**DO THIS**
An exact copy of the records is required, minus the pictures they hold.

========================

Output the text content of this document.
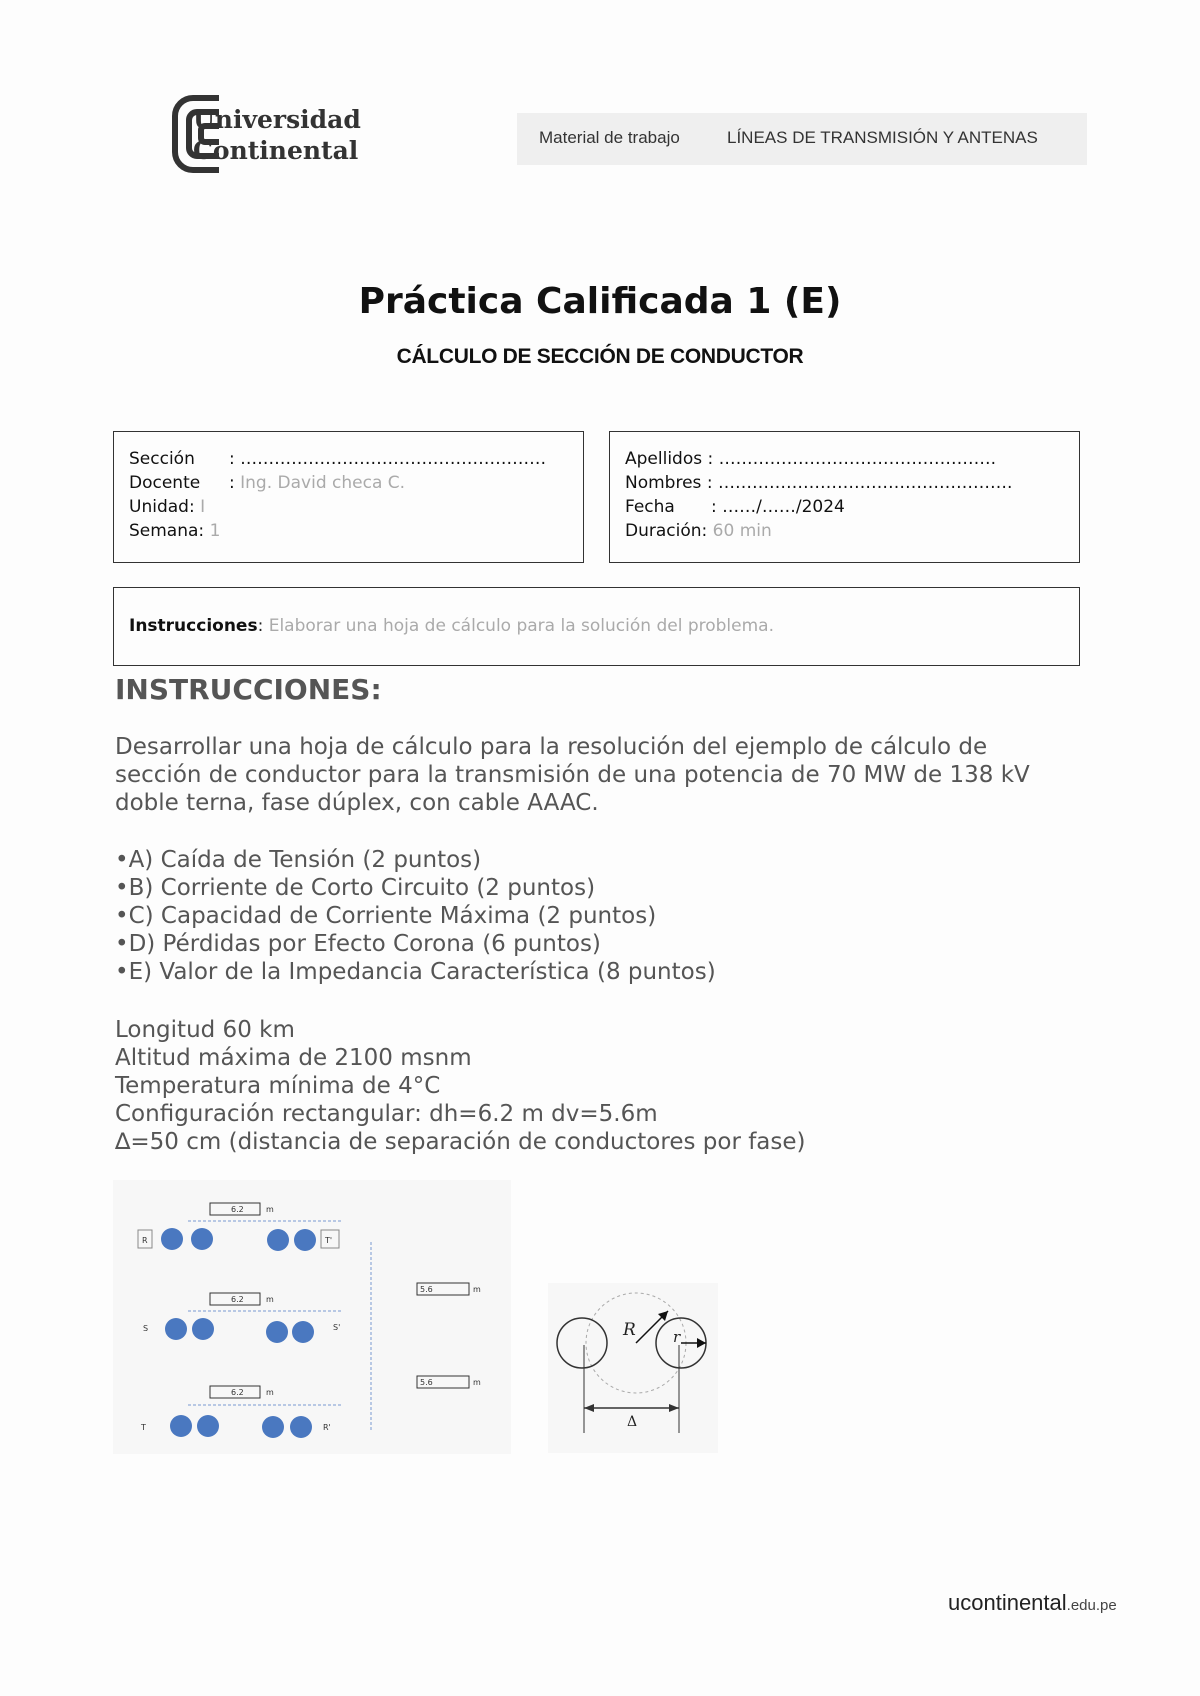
Universidad
Continental	Material de trabajo	LÍNEAS DE TRANSMISIÓN Y ANTENAS
Práctica Calificada 1 (E)
CÁLCULO DE SECCIÓN DE CONDUCTOR
Sección : ………………………………………………
Docente : Ing. David checa C.
Unidad: I
Semana: 1
Apellidos : ………………………………………….
Nombres : …………………………………………….
Fecha : ……/……/2024
Duración: 60 min
Instrucciones: Elaborar una hoja de cálculo para la solución del problema.
INSTRUCCIONES:
Desarrollar una hoja de cálculo para la resolución del ejemplo de cálculo de
sección de conductor para la transmisión de una potencia de 70 MW de 138 kV
doble terna, fase dúplex, con cable AAAC.
•A) Caída de Tensión (2 puntos)
•B) Corriente de Corto Circuito (2 puntos)
•C) Capacidad de Corriente Máxima (2 puntos)
•D) Pérdidas por Efecto Corona (6 puntos)
•E) Valor de la Impedancia Característica (8 puntos)
Longitud 60 km
Altitud máxima de 2100 msnm
Temperatura mínima de 4°C
Configuración rectangular: dh=6.2 m dv=5.6m
∆=50 cm (distancia de separación de conductores por fase)
6.2	m
R	T'
6.2	m
S	S'
6.2	m
T	R'
5.6	m
5.6	m
R r
Δ
ucontinental.edu.pe
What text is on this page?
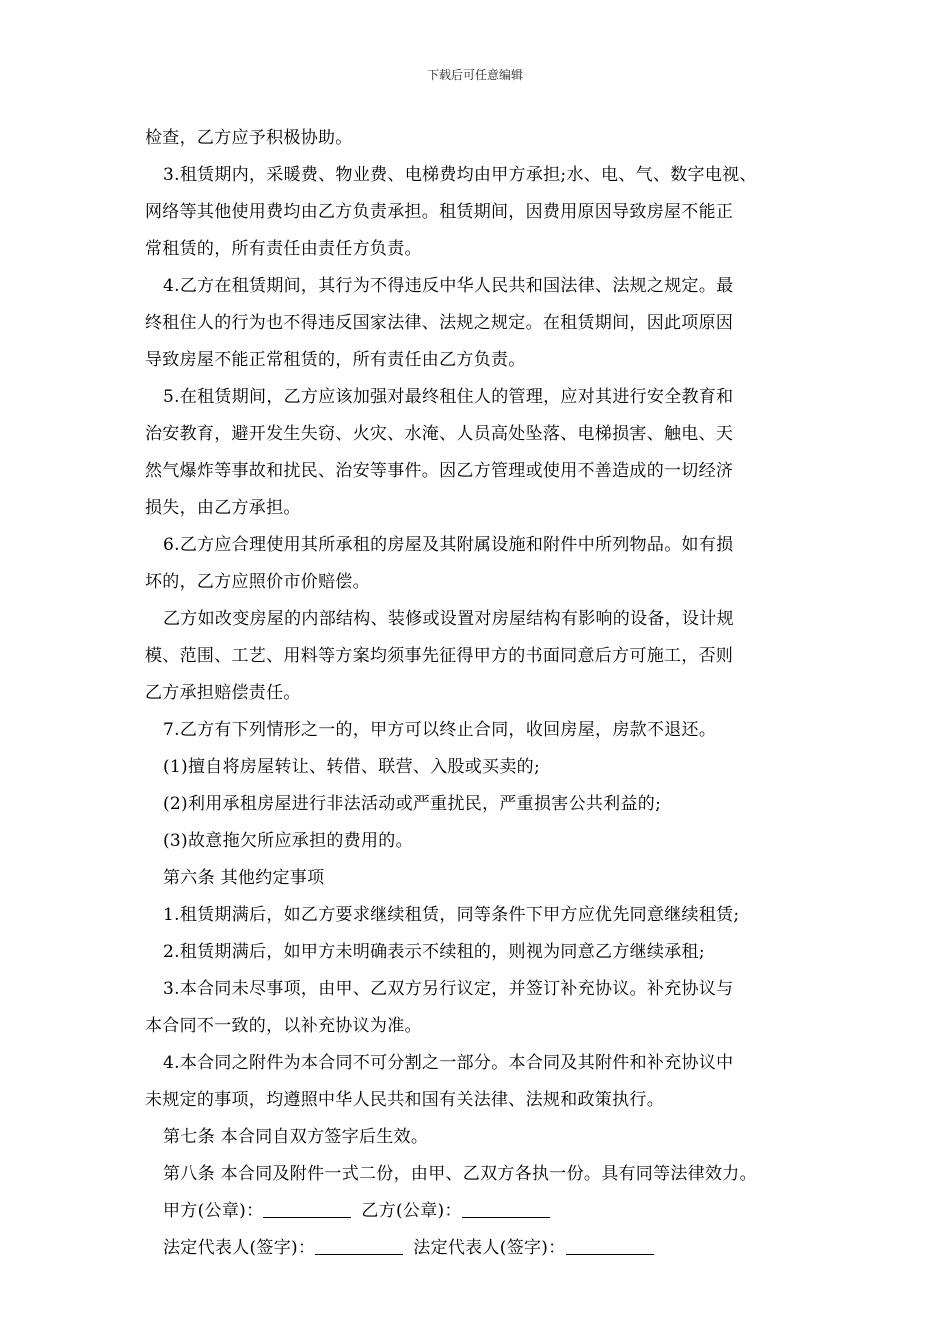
下载后可任意编辑

检查，乙方应予积极协助。

3.租赁期内，采暖费、物业费、电梯费均由甲方承担;水、电、气、数字电视、

网络等其他使用费均由乙方负责承担。租赁期间，因费用原因导致房屋不能正

常租赁的，所有责任由责任方负责。

4.乙方在租赁期间，其行为不得违反中华人民共和国法律、法规之规定。最

终租住人的行为也不得违反国家法律、法规之规定。在租赁期间，因此项原因

导致房屋不能正常租赁的，所有责任由乙方负责。

5.在租赁期间，乙方应该加强对最终租住人的管理，应对其进行安全教育和

治安教育，避开发生失窃、火灾、水淹、人员高处坠落、电梯损害、触电、天

然气爆炸等事故和扰民、治安等事件。因乙方管理或使用不善造成的一切经济

损失，由乙方承担。

6.乙方应合理使用其所承租的房屋及其附属设施和附件中所列物品。如有损

坏的，乙方应照价市价赔偿。

乙方如改变房屋的内部结构、装修或设置对房屋结构有影响的设备，设计规

模、范围、工艺、用料等方案均须事先征得甲方的书面同意后方可施工，否则

乙方承担赔偿责任。

7.乙方有下列情形之一的，甲方可以终止合同，收回房屋，房款不退还。

(1)擅自将房屋转让、转借、联营、入股或买卖的;

(2)利用承租房屋进行非法活动或严重扰民，严重损害公共利益的;

(3)故意拖欠所应承担的费用的。

第六条 其他约定事项

1.租赁期满后，如乙方要求继续租赁，同等条件下甲方应优先同意继续租赁;

2.租赁期满后，如甲方未明确表示不续租的，则视为同意乙方继续承租;

3.本合同未尽事项，由甲、乙双方另行议定，并签订补充协议。补充协议与

本合同不一致的，以补充协议为准。

4.本合同之附件为本合同不可分割之一部分。本合同及其附件和补充协议中

未规定的事项，均遵照中华人民共和国有关法律、法规和政策执行。

第七条 本合同自双方签字后生效。

第八条 本合同及附件一式二份，由甲、乙双方各执一份。具有同等法律效力。

甲方(公章)：	乙方(公章)：

法定代表人(签字)：	法定代表人(签字)：
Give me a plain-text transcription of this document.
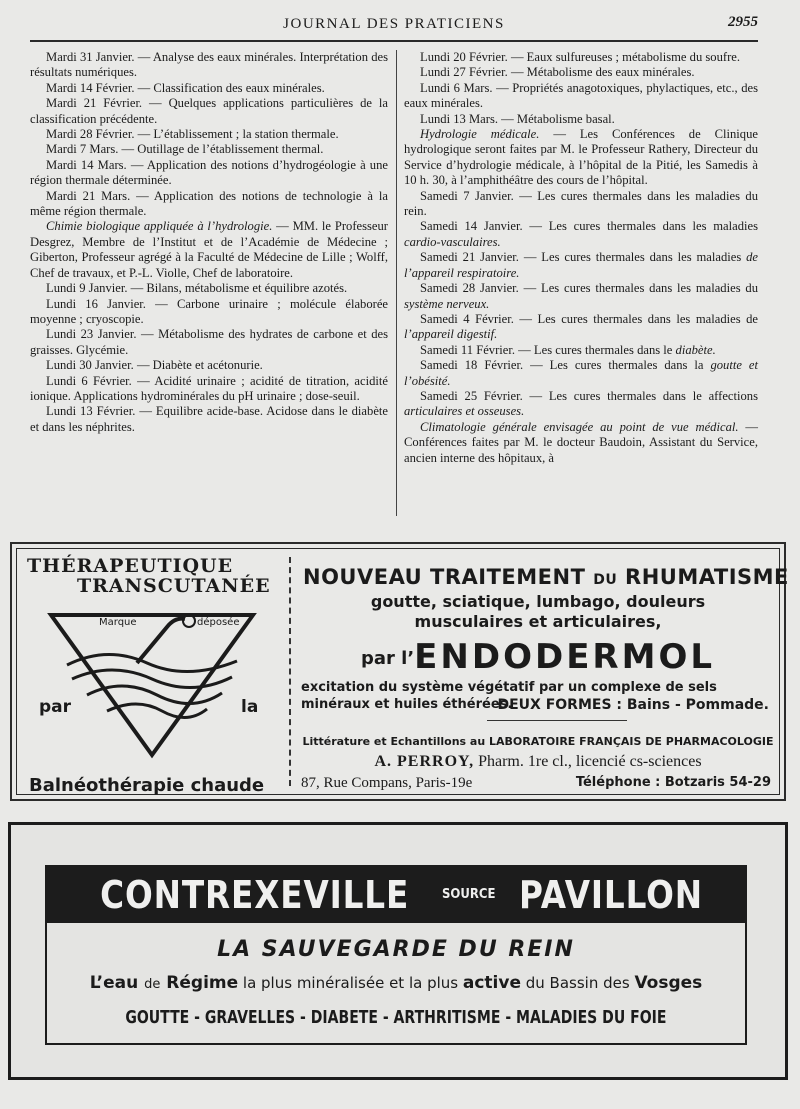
JOURNAL DES PRATICIENS	2955

Mardi 31 Janvier. — Analyse des eaux minérales. Interprétation des résultats numériques.

Mardi 14 Février. — Classification des eaux minérales.

Mardi 21 Février. — Quelques applications particulières de la classification précédente.

Mardi 28 Février. — L’établissement ; la station thermale.

Mardi 7 Mars. — Outillage de l’établissement thermal.

Mardi 14 Mars. — Application des notions d’hydrogéologie à une région thermale déterminée.

Mardi 21 Mars. — Application des notions de technologie à la même région thermale.

Chimie biologique appliquée à l’hydrologie. — MM. le Professeur Desgrez, Membre de l’Institut et de l’Académie de Médecine ; Giberton, Professeur agrégé à la Faculté de Médecine de Lille ; Wolff, Chef de travaux, et P.-L. Violle, Chef de laboratoire.

Lundi 9 Janvier. — Bilans, métabolisme et équilibre azotés.

Lundi 16 Janvier. — Carbone urinaire ; molécule élaborée moyenne ; cryoscopie.

Lundi 23 Janvier. — Métabolisme des hydrates de carbone et des graisses. Glycémie.

Lundi 30 Janvier. — Diabète et acétonurie.

Lundi 6 Février. — Acidité urinaire ; acidité de titration, acidité ionique. Applications hydrominérales du pH urinaire ; dose-seuil.

Lundi 13 Février. — Equilibre acide-base. Acidose dans le diabète et dans les néphrites.

Lundi 20 Février. — Eaux sulfureuses ; métabolisme du soufre.

Lundi 27 Février. — Métabolisme des eaux minérales.

Lundi 6 Mars. — Propriétés anagotoxiques, phylactiques, etc., des eaux minérales.

Lundi 13 Mars. — Métabolisme basal.

Hydrologie médicale. — Les Conférences de Clinique hydrologique seront faites par M. le Professeur Rathery, Directeur du Service d’hydrologie médicale, à l’hôpital de la Pitié, les Samedis à 10 h. 30, à l’amphithéâtre des cours de l’hôpital.

Samedi 7 Janvier. — Les cures thermales dans les maladies du rein.

Samedi 14 Janvier. — Les cures thermales dans les maladies cardio-vasculaires.

Samedi 21 Janvier. — Les cures thermales dans les maladies de l’appareil respiratoire.

Samedi 28 Janvier. — Les cures thermales dans les maladies du système nerveux.

Samedi 4 Février. — Les cures thermales dans les maladies de l’appareil digestif.

Samedi 11 Février. — Les cures thermales dans le diabète.

Samedi 18 Février. — Les cures thermales dans la goutte et l’obésité.

Samedi 25 Février. — Les cures thermales dans le affections articulaires et osseuses.

Climatologie générale envisagée au point de vue médical. — Conférences faites par M. le docteur Baudoin, Assistant du Service, ancien interne des hôpitaux, à

THÉRAPEUTIQUE
TRANSCUTANÉE
Marque	déposée
par	la
Balnéothérapie chaude
NOUVEAU TRAITEMENT DU RHUMATISME
goutte, sciatique, lumbago, douleurs
musculaires et articulaires,
par l’ENDODERMOL
excitation du système végétatif par un complexe de sels minéraux et huiles éthérées.
DEUX FORMES : Bains - Pommade.
Littérature et Echantillons au LABORATOIRE FRANÇAIS DE PHARMACOLOGIE
A. PERROY, Pharm. 1re cl., licencié cs-sciences
87, Rue Compans, Paris-19e	Téléphone : Botzaris 54-29
CONTREXEVILLE	SOURCE PAVILLON
LA SAUVEGARDE DU REIN
L’eau de Régime la plus minéralisée et la plus active du Bassin des Vosges
GOUTTE - GRAVELLES - DIABETE - ARTHRITISME - MALADIES DU FOIE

========================

**FULL RESPONSE**
Output the text content of this document.
Universidad
Continental	Material de trabajo	LÍNEAS DE TRANSMISIÓN Y ANTENAS
Práctica Calificada 1 (E)
CÁLCULO DE SECCIÓN DE CONDUCTOR
Sección : ………………………………………………
Docente : Ing. David checa C.
Unidad: I
Semana: 1
Apellidos : ………………………………………….
Nombres : …………………………………………….
Fecha : ……/……/2024
Duración: 60 min
Instrucciones: Elaborar una hoja de cálculo para la solución del problema.
INSTRUCCIONES:
Desarrollar una hoja de cálculo para la resolución del ejemplo de cálculo de
sección de conductor para la transmisión de una potencia de 70 MW de 138 kV
doble terna, fase dúplex, con cable AAAC.
•A) Caída de Tensión (2 puntos)
•B) Corriente de Corto Circuito (2 puntos)
•C) Capacidad de Corriente Máxima (2 puntos)
•D) Pérdidas por Efecto Corona (6 puntos)
•E) Valor de la Impedancia Característica (8 puntos)
Longitud 60 km
Altitud máxima de 2100 msnm
Temperatura mínima de 4°C
Configuración rectangular: dh=6.2 m dv=5.6m
∆=50 cm (distancia de separación de conductores por fase)
6.2	m
R	T'
6.2	m
S	S'
6.2	m
T	R'
5.6	m
5.6	m
R r
Δ
ucontinental.edu.pe
What text is on this page?
下载后可任意编辑

检查，乙方应予积极协助。

3.租赁期内，采暖费、物业费、电梯费均由甲方承担;水、电、气、数字电视、

网络等其他使用费均由乙方负责承担。租赁期间，因费用原因导致房屋不能正

常租赁的，所有责任由责任方负责。

4.乙方在租赁期间，其行为不得违反中华人民共和国法律、法规之规定。最

终租住人的行为也不得违反国家法律、法规之规定。在租赁期间，因此项原因

导致房屋不能正常租赁的，所有责任由乙方负责。

5.在租赁期间，乙方应该加强对最终租住人的管理，应对其进行安全教育和

治安教育，避开发生失窃、火灾、水淹、人员高处坠落、电梯损害、触电、天

然气爆炸等事故和扰民、治安等事件。因乙方管理或使用不善造成的一切经济

损失，由乙方承担。

6.乙方应合理使用其所承租的房屋及其附属设施和附件中所列物品。如有损

坏的，乙方应照价市价赔偿。

乙方如改变房屋的内部结构、装修或设置对房屋结构有影响的设备，设计规

模、范围、工艺、用料等方案均须事先征得甲方的书面同意后方可施工，否则

乙方承担赔偿责任。

7.乙方有下列情形之一的，甲方可以终止合同，收回房屋，房款不退还。

(1)擅自将房屋转让、转借、联营、入股或买卖的;

(2)利用承租房屋进行非法活动或严重扰民，严重损害公共利益的;

(3)故意拖欠所应承担的费用的。

第六条 其他约定事项

1.租赁期满后，如乙方要求继续租赁，同等条件下甲方应优先同意继续租赁;

2.租赁期满后，如甲方未明确表示不续租的，则视为同意乙方继续承租;

3.本合同未尽事项，由甲、乙双方另行议定，并签订补充协议。补充协议与

本合同不一致的，以补充协议为准。

4.本合同之附件为本合同不可分割之一部分。本合同及其附件和补充协议中

未规定的事项，均遵照中华人民共和国有关法律、法规和政策执行。

第七条 本合同自双方签字后生效。

第八条 本合同及附件一式二份，由甲、乙双方各执一份。具有同等法律效力。

甲方(公章)：	乙方(公章)：

法定代表人(签字)：	法定代表人(签字)：
Give me a plain-text transcription of this document.
JOURNAL DES PRATICIENS	2955

Mardi 31 Janvier. — Analyse des eaux minérales. Interprétation des résultats numériques.

Mardi 14 Février. — Classification des eaux minérales.

Mardi 21 Février. — Quelques applications particulières de la classification précédente.

Mardi 28 Février. — L’établissement ; la station thermale.

Mardi 7 Mars. — Outillage de l’établissement thermal.

Mardi 14 Mars. — Application des notions d’hydrogéologie à une région thermale déterminée.

Mardi 21 Mars. — Application des notions de technologie à la même région thermale.

Chimie biologique appliquée à l’hydrologie. — MM. le Professeur Desgrez, Membre de l’Institut et de l’Académie de Médecine ; Giberton, Professeur agrégé à la Faculté de Médecine de Lille ; Wolff, Chef de travaux, et P.-L. Violle, Chef de laboratoire.

Lundi 9 Janvier. — Bilans, métabolisme et équilibre azotés.

Lundi 16 Janvier. — Carbone urinaire ; molécule élaborée moyenne ; cryoscopie.

Lundi 23 Janvier. — Métabolisme des hydrates de carbone et des graisses. Glycémie.

Lundi 30 Janvier. — Diabète et acétonurie.

Lundi 6 Février. — Acidité urinaire ; acidité de titration, acidité ionique. Applications hydrominérales du pH urinaire ; dose-seuil.

Lundi 13 Février. — Equilibre acide-base. Acidose dans le diabète et dans les néphrites.

Lundi 20 Février. — Eaux sulfureuses ; métabolisme du soufre.

Lundi 27 Février. — Métabolisme des eaux minérales.

Lundi 6 Mars. — Propriétés anagotoxiques, phylactiques, etc., des eaux minérales.

Lundi 13 Mars. — Métabolisme basal.

Hydrologie médicale. — Les Conférences de Clinique hydrologique seront faites par M. le Professeur Rathery, Directeur du Service d’hydrologie médicale, à l’hôpital de la Pitié, les Samedis à 10 h. 30, à l’amphithéâtre des cours de l’hôpital.

Samedi 7 Janvier. — Les cures thermales dans les maladies du rein.

Samedi 14 Janvier. — Les cures thermales dans les maladies cardio-vasculaires.

Samedi 21 Janvier. — Les cures thermales dans les maladies de l’appareil respiratoire.

Samedi 28 Janvier. — Les cures thermales dans les maladies du système nerveux.

Samedi 4 Février. — Les cures thermales dans les maladies de l’appareil digestif.

Samedi 11 Février. — Les cures thermales dans le diabète.

Samedi 18 Février. — Les cures thermales dans la goutte et l’obésité.

Samedi 25 Février. — Les cures thermales dans le affections articulaires et osseuses.

Climatologie générale envisagée au point de vue médical. — Conférences faites par M. le docteur Baudoin, Assistant du Service, ancien interne des hôpitaux, à

THÉRAPEUTIQUE
TRANSCUTANÉE
Marque	déposée
par	la
Balnéothérapie chaude
NOUVEAU TRAITEMENT DU RHUMATISME
goutte, sciatique, lumbago, douleurs
musculaires et articulaires,
par l’ENDODERMOL
excitation du système végétatif par un complexe de sels minéraux et huiles éthérées.
DEUX FORMES : Bains - Pommade.
Littérature et Echantillons au LABORATOIRE FRANÇAIS DE PHARMACOLOGIE
A. PERROY, Pharm. 1re cl., licencié cs-sciences
87, Rue Compans, Paris-19e	Téléphone : Botzaris 54-29
CONTREXEVILLE	SOURCE PAVILLON
LA SAUVEGARDE DU REIN
L’eau de Régime la plus minéralisée et la plus active du Bassin des Vosges
GOUTTE - GRAVELLES - DIABETE - ARTHRITISME - MALADIES DU FOIE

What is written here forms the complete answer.